Set down all of the entries word for word, omitting the images they contain.

* begin STORED RECORDS *

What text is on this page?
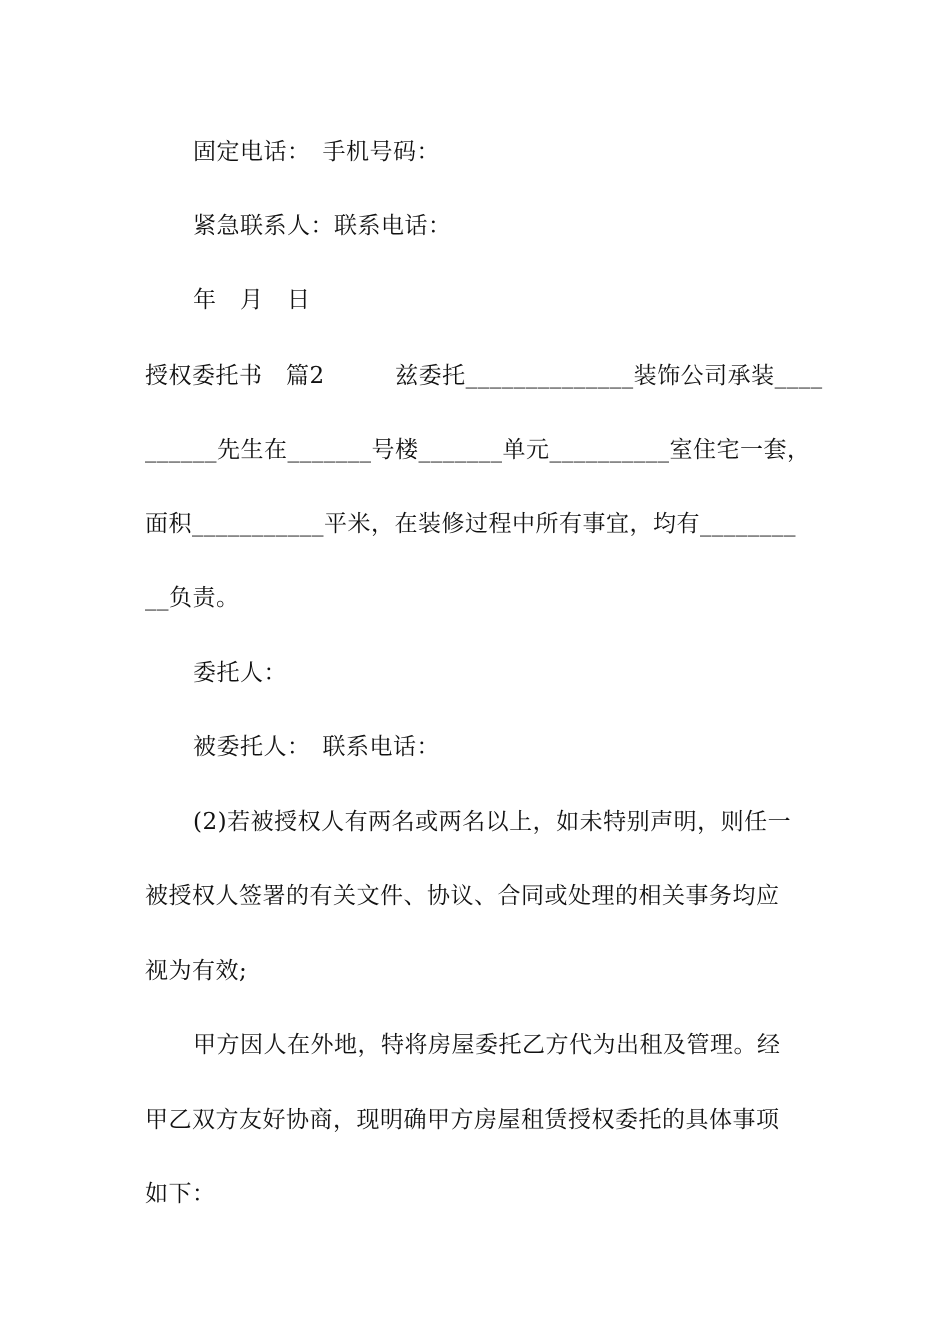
固定电话：　手机号码：
紧急联系人：联系电话：
年　月　日
授权委托书　篇2　　　兹委托______________装饰公司承装____
______先生在_______号楼_______单元__________室住宅一套，
面积___________平米，在装修过程中所有事宜，均有________
__负责。
委托人：
被委托人：　联系电话：
(2)若被授权人有两名或两名以上，如未特别声明，则任一
被授权人签署的有关文件、协议、合同或处理的相关事务均应
视为有效;
甲方因人在外地，特将房屋委托乙方代为出租及管理。经
甲乙双方友好协商，现明确甲方房屋租赁授权委托的具体事项
如下：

* end STORED RECORDS *

• SOLUTION TO THIS TASK:
What text is on this page?
固定电话：　手机号码：
紧急联系人：联系电话：
年　月　日
授权委托书　篇2　　　兹委托______________装饰公司承装____
______先生在_______号楼_______单元__________室住宅一套，
面积___________平米，在装修过程中所有事宜，均有________
__负责。
委托人：
被委托人：　联系电话：
(2)若被授权人有两名或两名以上，如未特别声明，则任一
被授权人签署的有关文件、协议、合同或处理的相关事务均应
视为有效;
甲方因人在外地，特将房屋委托乙方代为出租及管理。经
甲乙双方友好协商，现明确甲方房屋租赁授权委托的具体事项
如下：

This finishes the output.